# [Given exercise]
Each record below is to be copied word for word, with pictures removed.

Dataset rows
-*-*-

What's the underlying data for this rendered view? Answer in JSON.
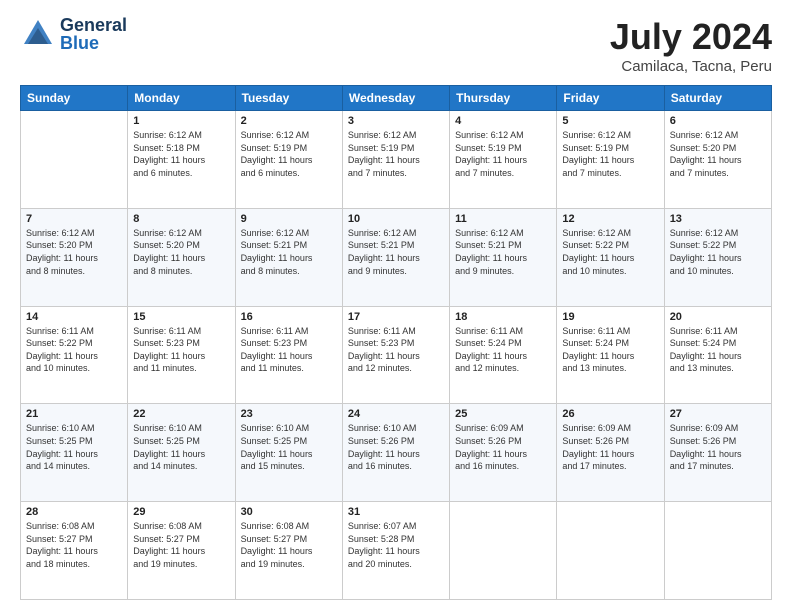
{
  "header": {
    "logo": {
      "general": "General",
      "blue": "Blue"
    },
    "title": "July 2024",
    "location": "Camilaca, Tacna, Peru"
  },
  "calendar": {
    "days_of_week": [
      "Sunday",
      "Monday",
      "Tuesday",
      "Wednesday",
      "Thursday",
      "Friday",
      "Saturday"
    ],
    "weeks": [
      [
        {
          "day": "",
          "info": ""
        },
        {
          "day": "1",
          "info": "Sunrise: 6:12 AM\nSunset: 5:18 PM\nDaylight: 11 hours\nand 6 minutes."
        },
        {
          "day": "2",
          "info": "Sunrise: 6:12 AM\nSunset: 5:19 PM\nDaylight: 11 hours\nand 6 minutes."
        },
        {
          "day": "3",
          "info": "Sunrise: 6:12 AM\nSunset: 5:19 PM\nDaylight: 11 hours\nand 7 minutes."
        },
        {
          "day": "4",
          "info": "Sunrise: 6:12 AM\nSunset: 5:19 PM\nDaylight: 11 hours\nand 7 minutes."
        },
        {
          "day": "5",
          "info": "Sunrise: 6:12 AM\nSunset: 5:19 PM\nDaylight: 11 hours\nand 7 minutes."
        },
        {
          "day": "6",
          "info": "Sunrise: 6:12 AM\nSunset: 5:20 PM\nDaylight: 11 hours\nand 7 minutes."
        }
      ],
      [
        {
          "day": "7",
          "info": "Sunrise: 6:12 AM\nSunset: 5:20 PM\nDaylight: 11 hours\nand 8 minutes."
        },
        {
          "day": "8",
          "info": "Sunrise: 6:12 AM\nSunset: 5:20 PM\nDaylight: 11 hours\nand 8 minutes."
        },
        {
          "day": "9",
          "info": "Sunrise: 6:12 AM\nSunset: 5:21 PM\nDaylight: 11 hours\nand 8 minutes."
        },
        {
          "day": "10",
          "info": "Sunrise: 6:12 AM\nSunset: 5:21 PM\nDaylight: 11 hours\nand 9 minutes."
        },
        {
          "day": "11",
          "info": "Sunrise: 6:12 AM\nSunset: 5:21 PM\nDaylight: 11 hours\nand 9 minutes."
        },
        {
          "day": "12",
          "info": "Sunrise: 6:12 AM\nSunset: 5:22 PM\nDaylight: 11 hours\nand 10 minutes."
        },
        {
          "day": "13",
          "info": "Sunrise: 6:12 AM\nSunset: 5:22 PM\nDaylight: 11 hours\nand 10 minutes."
        }
      ],
      [
        {
          "day": "14",
          "info": "Sunrise: 6:11 AM\nSunset: 5:22 PM\nDaylight: 11 hours\nand 10 minutes."
        },
        {
          "day": "15",
          "info": "Sunrise: 6:11 AM\nSunset: 5:23 PM\nDaylight: 11 hours\nand 11 minutes."
        },
        {
          "day": "16",
          "info": "Sunrise: 6:11 AM\nSunset: 5:23 PM\nDaylight: 11 hours\nand 11 minutes."
        },
        {
          "day": "17",
          "info": "Sunrise: 6:11 AM\nSunset: 5:23 PM\nDaylight: 11 hours\nand 12 minutes."
        },
        {
          "day": "18",
          "info": "Sunrise: 6:11 AM\nSunset: 5:24 PM\nDaylight: 11 hours\nand 12 minutes."
        },
        {
          "day": "19",
          "info": "Sunrise: 6:11 AM\nSunset: 5:24 PM\nDaylight: 11 hours\nand 13 minutes."
        },
        {
          "day": "20",
          "info": "Sunrise: 6:11 AM\nSunset: 5:24 PM\nDaylight: 11 hours\nand 13 minutes."
        }
      ],
      [
        {
          "day": "21",
          "info": "Sunrise: 6:10 AM\nSunset: 5:25 PM\nDaylight: 11 hours\nand 14 minutes."
        },
        {
          "day": "22",
          "info": "Sunrise: 6:10 AM\nSunset: 5:25 PM\nDaylight: 11 hours\nand 14 minutes."
        },
        {
          "day": "23",
          "info": "Sunrise: 6:10 AM\nSunset: 5:25 PM\nDaylight: 11 hours\nand 15 minutes."
        },
        {
          "day": "24",
          "info": "Sunrise: 6:10 AM\nSunset: 5:26 PM\nDaylight: 11 hours\nand 16 minutes."
        },
        {
          "day": "25",
          "info": "Sunrise: 6:09 AM\nSunset: 5:26 PM\nDaylight: 11 hours\nand 16 minutes."
        },
        {
          "day": "26",
          "info": "Sunrise: 6:09 AM\nSunset: 5:26 PM\nDaylight: 11 hours\nand 17 minutes."
        },
        {
          "day": "27",
          "info": "Sunrise: 6:09 AM\nSunset: 5:26 PM\nDaylight: 11 hours\nand 17 minutes."
        }
      ],
      [
        {
          "day": "28",
          "info": "Sunrise: 6:08 AM\nSunset: 5:27 PM\nDaylight: 11 hours\nand 18 minutes."
        },
        {
          "day": "29",
          "info": "Sunrise: 6:08 AM\nSunset: 5:27 PM\nDaylight: 11 hours\nand 19 minutes."
        },
        {
          "day": "30",
          "info": "Sunrise: 6:08 AM\nSunset: 5:27 PM\nDaylight: 11 hours\nand 19 minutes."
        },
        {
          "day": "31",
          "info": "Sunrise: 6:07 AM\nSunset: 5:28 PM\nDaylight: 11 hours\nand 20 minutes."
        },
        {
          "day": "",
          "info": ""
        },
        {
          "day": "",
          "info": ""
        },
        {
          "day": "",
          "info": ""
        }
      ]
    ]
  }
}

-*-*-

# [Solution below]
What's the underlying data for this rendered view? Answer in JSON.
{
  "header": {
    "logo": {
      "general": "General",
      "blue": "Blue"
    },
    "title": "July 2024",
    "location": "Camilaca, Tacna, Peru"
  },
  "calendar": {
    "days_of_week": [
      "Sunday",
      "Monday",
      "Tuesday",
      "Wednesday",
      "Thursday",
      "Friday",
      "Saturday"
    ],
    "weeks": [
      [
        {
          "day": "",
          "info": ""
        },
        {
          "day": "1",
          "info": "Sunrise: 6:12 AM\nSunset: 5:18 PM\nDaylight: 11 hours\nand 6 minutes."
        },
        {
          "day": "2",
          "info": "Sunrise: 6:12 AM\nSunset: 5:19 PM\nDaylight: 11 hours\nand 6 minutes."
        },
        {
          "day": "3",
          "info": "Sunrise: 6:12 AM\nSunset: 5:19 PM\nDaylight: 11 hours\nand 7 minutes."
        },
        {
          "day": "4",
          "info": "Sunrise: 6:12 AM\nSunset: 5:19 PM\nDaylight: 11 hours\nand 7 minutes."
        },
        {
          "day": "5",
          "info": "Sunrise: 6:12 AM\nSunset: 5:19 PM\nDaylight: 11 hours\nand 7 minutes."
        },
        {
          "day": "6",
          "info": "Sunrise: 6:12 AM\nSunset: 5:20 PM\nDaylight: 11 hours\nand 7 minutes."
        }
      ],
      [
        {
          "day": "7",
          "info": "Sunrise: 6:12 AM\nSunset: 5:20 PM\nDaylight: 11 hours\nand 8 minutes."
        },
        {
          "day": "8",
          "info": "Sunrise: 6:12 AM\nSunset: 5:20 PM\nDaylight: 11 hours\nand 8 minutes."
        },
        {
          "day": "9",
          "info": "Sunrise: 6:12 AM\nSunset: 5:21 PM\nDaylight: 11 hours\nand 8 minutes."
        },
        {
          "day": "10",
          "info": "Sunrise: 6:12 AM\nSunset: 5:21 PM\nDaylight: 11 hours\nand 9 minutes."
        },
        {
          "day": "11",
          "info": "Sunrise: 6:12 AM\nSunset: 5:21 PM\nDaylight: 11 hours\nand 9 minutes."
        },
        {
          "day": "12",
          "info": "Sunrise: 6:12 AM\nSunset: 5:22 PM\nDaylight: 11 hours\nand 10 minutes."
        },
        {
          "day": "13",
          "info": "Sunrise: 6:12 AM\nSunset: 5:22 PM\nDaylight: 11 hours\nand 10 minutes."
        }
      ],
      [
        {
          "day": "14",
          "info": "Sunrise: 6:11 AM\nSunset: 5:22 PM\nDaylight: 11 hours\nand 10 minutes."
        },
        {
          "day": "15",
          "info": "Sunrise: 6:11 AM\nSunset: 5:23 PM\nDaylight: 11 hours\nand 11 minutes."
        },
        {
          "day": "16",
          "info": "Sunrise: 6:11 AM\nSunset: 5:23 PM\nDaylight: 11 hours\nand 11 minutes."
        },
        {
          "day": "17",
          "info": "Sunrise: 6:11 AM\nSunset: 5:23 PM\nDaylight: 11 hours\nand 12 minutes."
        },
        {
          "day": "18",
          "info": "Sunrise: 6:11 AM\nSunset: 5:24 PM\nDaylight: 11 hours\nand 12 minutes."
        },
        {
          "day": "19",
          "info": "Sunrise: 6:11 AM\nSunset: 5:24 PM\nDaylight: 11 hours\nand 13 minutes."
        },
        {
          "day": "20",
          "info": "Sunrise: 6:11 AM\nSunset: 5:24 PM\nDaylight: 11 hours\nand 13 minutes."
        }
      ],
      [
        {
          "day": "21",
          "info": "Sunrise: 6:10 AM\nSunset: 5:25 PM\nDaylight: 11 hours\nand 14 minutes."
        },
        {
          "day": "22",
          "info": "Sunrise: 6:10 AM\nSunset: 5:25 PM\nDaylight: 11 hours\nand 14 minutes."
        },
        {
          "day": "23",
          "info": "Sunrise: 6:10 AM\nSunset: 5:25 PM\nDaylight: 11 hours\nand 15 minutes."
        },
        {
          "day": "24",
          "info": "Sunrise: 6:10 AM\nSunset: 5:26 PM\nDaylight: 11 hours\nand 16 minutes."
        },
        {
          "day": "25",
          "info": "Sunrise: 6:09 AM\nSunset: 5:26 PM\nDaylight: 11 hours\nand 16 minutes."
        },
        {
          "day": "26",
          "info": "Sunrise: 6:09 AM\nSunset: 5:26 PM\nDaylight: 11 hours\nand 17 minutes."
        },
        {
          "day": "27",
          "info": "Sunrise: 6:09 AM\nSunset: 5:26 PM\nDaylight: 11 hours\nand 17 minutes."
        }
      ],
      [
        {
          "day": "28",
          "info": "Sunrise: 6:08 AM\nSunset: 5:27 PM\nDaylight: 11 hours\nand 18 minutes."
        },
        {
          "day": "29",
          "info": "Sunrise: 6:08 AM\nSunset: 5:27 PM\nDaylight: 11 hours\nand 19 minutes."
        },
        {
          "day": "30",
          "info": "Sunrise: 6:08 AM\nSunset: 5:27 PM\nDaylight: 11 hours\nand 19 minutes."
        },
        {
          "day": "31",
          "info": "Sunrise: 6:07 AM\nSunset: 5:28 PM\nDaylight: 11 hours\nand 20 minutes."
        },
        {
          "day": "",
          "info": ""
        },
        {
          "day": "",
          "info": ""
        },
        {
          "day": "",
          "info": ""
        }
      ]
    ]
  }
}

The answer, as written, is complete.